Another previous study showed that the levels of oxyR expression in four

Vibrio vulnificus strains were elevated by cold shock at 4 °C, whereas the

transcription levels of katG were slightly changed in all strains but at different

exposure time (Limthammahisorn, Brady, and Arias, 2007).

In this study, both rpoS and oxyR genes were upregulated in S. Saintpaul

in response to chilling and starvation conditions. This is because rpoS could

reflect the positive transcription regulation of oxyR to adapt to environmental

change (Kong et al., 2004). Merrikh et al. (2009) reported that a number of

antioxidant enzymes such as catalase and SOD could be also regulated by

RpoS under the oxidative stress. A previous study demonstrated that rpoS

mutants of S. Typhimurium strain were even more susceptible to UV light

compared to wild-type strain (Child et al., 2002). The induction of the RpoS

regulator could make bacterial cells resistant to various stresses and starvation

condition (Battesti, Majdalani, and Gottesman, 2011). Thus, the results

obtained in this study indicate that the different sensitivities of S. Enteritidis

and S. Saintpaul to LED illumination might be due to the regulation of stress-

related genes at chilling and starvation conditions.

8.5 Conclusions

This is the first comprehensive study to elucidate the detailed

antibacterial mechanism of 405±5 nm LED illumination at refrigeration

temperatures against Salmonella cells as well as to identify the factors

influencing sensitivity to LED illumination. The present results showed that

154

the difference in sensitivity of Salmonella cells was strain dependent rather

than serotype dependent. These findings confirmed genomic DNA oxidation

and the loss of membrane functions, preferentially in efflux pump and glucose

uptake activity due to LED illumination but only slight damages to membrane

potential and integrity. Similar to DNA oxidation, TEM images clearly

showed that bacterial genomes were one of major targets of LED illumination.

Thus, these results propose that the antibacterial mechanism of 405±5 nm

LED illumination might be due to DNA oxidation and loss of membrane

functions. Furthermore, all five regulatory genes of resistant S. Saintpaul were

highly upregulated in response to low temperature and starvation rather than

LED illumination, suggesting that these changes make them more resistant to

LED illumination than S. Enteritidis. Therefore, the data obtained in this study

help us for a better understanding of antibacterial mechanism of 405±5 nm

LED illumination on Salmonella cells without the addition of exogenous

photosensitizers.

155

Chapter 9

Conclusions

The potential of 405±5 nm LED as a novel food preservation technology

was evaluated in this study by examining its antibacterial effect against major

foodborne pathogens in PBS, and on fresh-cut fruits and cooked chicken at

refrigeration temperatures that simulate storage conditions in food

establishments. Results show that LED illumination inactivates about more

than 90% of the populations of six pathogens (E. coli O157:H7, B. cereus, L.

monocytogenes, Salmonella, S. sonnei, and S. aureus) in PBS under

refrigeration conditions. In particular, S. Typhimurium and L. monocytogenes

were identified as being more sensitive among the Gram-negative and –

positive groups tested in this study, respectively (Chapters 3 and 4). S.

Page layout parsing data:
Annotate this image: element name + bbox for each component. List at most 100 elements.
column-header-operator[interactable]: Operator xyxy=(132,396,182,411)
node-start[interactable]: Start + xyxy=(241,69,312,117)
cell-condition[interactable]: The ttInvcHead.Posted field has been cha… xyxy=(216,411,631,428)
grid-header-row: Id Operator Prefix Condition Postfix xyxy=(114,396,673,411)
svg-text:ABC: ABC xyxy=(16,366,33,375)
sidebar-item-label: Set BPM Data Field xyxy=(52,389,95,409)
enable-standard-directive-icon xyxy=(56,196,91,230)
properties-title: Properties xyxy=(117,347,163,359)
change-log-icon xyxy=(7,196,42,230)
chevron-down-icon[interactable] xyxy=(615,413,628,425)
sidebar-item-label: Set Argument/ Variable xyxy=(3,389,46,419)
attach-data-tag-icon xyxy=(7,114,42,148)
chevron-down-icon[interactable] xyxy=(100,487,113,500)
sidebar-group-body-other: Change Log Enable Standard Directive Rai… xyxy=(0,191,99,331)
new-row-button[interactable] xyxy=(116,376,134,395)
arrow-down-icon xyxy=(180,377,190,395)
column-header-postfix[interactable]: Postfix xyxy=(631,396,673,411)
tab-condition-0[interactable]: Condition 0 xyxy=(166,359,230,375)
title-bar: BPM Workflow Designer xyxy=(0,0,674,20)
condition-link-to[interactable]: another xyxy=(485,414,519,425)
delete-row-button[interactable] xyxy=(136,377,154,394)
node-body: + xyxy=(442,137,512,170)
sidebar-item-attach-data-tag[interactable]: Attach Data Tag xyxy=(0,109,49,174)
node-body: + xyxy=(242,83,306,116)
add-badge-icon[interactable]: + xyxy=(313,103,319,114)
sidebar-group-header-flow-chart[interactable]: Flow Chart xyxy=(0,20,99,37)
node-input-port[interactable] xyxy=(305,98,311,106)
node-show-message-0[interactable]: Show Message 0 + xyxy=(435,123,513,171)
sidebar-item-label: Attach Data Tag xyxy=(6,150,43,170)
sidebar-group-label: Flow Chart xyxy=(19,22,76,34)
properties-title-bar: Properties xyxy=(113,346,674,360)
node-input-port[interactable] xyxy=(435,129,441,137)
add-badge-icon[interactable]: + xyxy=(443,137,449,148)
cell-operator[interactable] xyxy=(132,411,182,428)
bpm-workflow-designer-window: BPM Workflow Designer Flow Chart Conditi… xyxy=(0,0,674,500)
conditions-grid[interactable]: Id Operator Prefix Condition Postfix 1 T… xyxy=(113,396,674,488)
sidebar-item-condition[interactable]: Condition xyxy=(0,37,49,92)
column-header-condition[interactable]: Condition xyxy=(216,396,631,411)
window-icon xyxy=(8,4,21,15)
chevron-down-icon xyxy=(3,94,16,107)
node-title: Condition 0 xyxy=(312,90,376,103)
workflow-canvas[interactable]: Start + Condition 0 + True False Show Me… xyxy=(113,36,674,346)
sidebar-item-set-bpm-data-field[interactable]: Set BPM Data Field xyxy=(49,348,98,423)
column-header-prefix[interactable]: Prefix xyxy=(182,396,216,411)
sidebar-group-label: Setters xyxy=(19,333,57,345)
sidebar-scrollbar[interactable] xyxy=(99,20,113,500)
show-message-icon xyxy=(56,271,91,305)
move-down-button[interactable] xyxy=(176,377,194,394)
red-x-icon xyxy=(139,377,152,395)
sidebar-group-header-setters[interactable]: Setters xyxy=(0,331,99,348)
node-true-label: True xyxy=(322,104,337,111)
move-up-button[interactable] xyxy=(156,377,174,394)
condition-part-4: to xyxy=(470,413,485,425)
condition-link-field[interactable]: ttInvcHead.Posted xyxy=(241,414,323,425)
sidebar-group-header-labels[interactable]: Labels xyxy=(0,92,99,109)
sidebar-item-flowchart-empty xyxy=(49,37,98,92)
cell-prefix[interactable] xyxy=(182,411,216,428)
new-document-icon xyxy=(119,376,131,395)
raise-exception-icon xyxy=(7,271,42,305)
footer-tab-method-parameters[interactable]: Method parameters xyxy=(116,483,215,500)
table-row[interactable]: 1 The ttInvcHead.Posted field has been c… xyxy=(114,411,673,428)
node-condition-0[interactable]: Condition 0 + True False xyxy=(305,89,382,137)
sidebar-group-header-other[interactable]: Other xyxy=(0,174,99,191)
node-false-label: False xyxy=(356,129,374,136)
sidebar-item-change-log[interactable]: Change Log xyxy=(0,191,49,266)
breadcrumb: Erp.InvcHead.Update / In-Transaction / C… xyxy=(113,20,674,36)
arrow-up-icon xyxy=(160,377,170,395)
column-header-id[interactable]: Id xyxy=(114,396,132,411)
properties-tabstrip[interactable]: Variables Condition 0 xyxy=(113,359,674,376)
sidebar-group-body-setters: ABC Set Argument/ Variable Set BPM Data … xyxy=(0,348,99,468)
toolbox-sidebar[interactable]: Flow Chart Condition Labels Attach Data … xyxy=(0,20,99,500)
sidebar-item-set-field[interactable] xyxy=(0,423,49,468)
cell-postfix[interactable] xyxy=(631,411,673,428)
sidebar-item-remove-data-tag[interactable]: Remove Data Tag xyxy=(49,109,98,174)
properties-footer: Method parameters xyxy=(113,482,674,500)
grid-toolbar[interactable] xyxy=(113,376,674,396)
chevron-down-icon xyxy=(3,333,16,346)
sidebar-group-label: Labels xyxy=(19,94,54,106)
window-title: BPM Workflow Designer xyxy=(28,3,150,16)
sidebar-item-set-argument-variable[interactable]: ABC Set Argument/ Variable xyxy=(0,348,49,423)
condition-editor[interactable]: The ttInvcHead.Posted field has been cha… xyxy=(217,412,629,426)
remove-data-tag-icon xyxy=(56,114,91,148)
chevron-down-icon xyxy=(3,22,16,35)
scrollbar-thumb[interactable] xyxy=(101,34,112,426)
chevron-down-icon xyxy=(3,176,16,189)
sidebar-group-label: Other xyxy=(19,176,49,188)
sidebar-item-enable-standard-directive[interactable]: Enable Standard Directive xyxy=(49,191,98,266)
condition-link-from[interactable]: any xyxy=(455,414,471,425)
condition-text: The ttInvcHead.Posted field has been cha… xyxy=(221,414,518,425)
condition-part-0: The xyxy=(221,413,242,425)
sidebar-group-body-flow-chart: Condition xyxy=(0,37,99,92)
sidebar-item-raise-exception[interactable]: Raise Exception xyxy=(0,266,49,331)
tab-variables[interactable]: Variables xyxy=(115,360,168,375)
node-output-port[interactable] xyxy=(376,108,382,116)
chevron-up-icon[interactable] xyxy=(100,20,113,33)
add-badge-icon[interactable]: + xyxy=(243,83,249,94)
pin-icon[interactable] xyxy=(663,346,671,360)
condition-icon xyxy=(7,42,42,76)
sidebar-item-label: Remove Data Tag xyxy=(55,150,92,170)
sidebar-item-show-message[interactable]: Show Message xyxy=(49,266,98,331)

• [Activity A]:
Check each statement against the text on LED illumination and Salmonella. For each one, answer yes or no and quote the words from the text that decide it.
(i) The difference in how sensitive the Salmonella cells were depended on serotype rather than on strain.
(ii) Both rpoS and oxyR genes were upregulated in S. Saintpaul under chilling and starvation conditions.
(iii) LED illumination did heavy damage to membrane potential and integrity.
• [Activity B]:
In the text on LED illumination and Salmonella, take the part that begins at the words "refrigeration temperatures that" and stops after "B. cereus, L.". Write it out again with "establishments" replaced by "businesses".

• [Your response A]:
(i) No: "the difference in sensitivity of Salmonella cells was strain dependent rather than serotype dependent"
(ii) Yes: "both rpoS and oxyR genes were upregulated in S. Saintpaul in response to chilling and starvation conditions"
(iii) No: "only slight damages to membrane potential and integrity"

• [Your response B]:
refrigeration temperatures that simulate storage conditions in food

businesses. Results show that LED illumination inactivates about more

than 90% of the populations of six pathogens (E. coli O157:H7, B. cereus, L.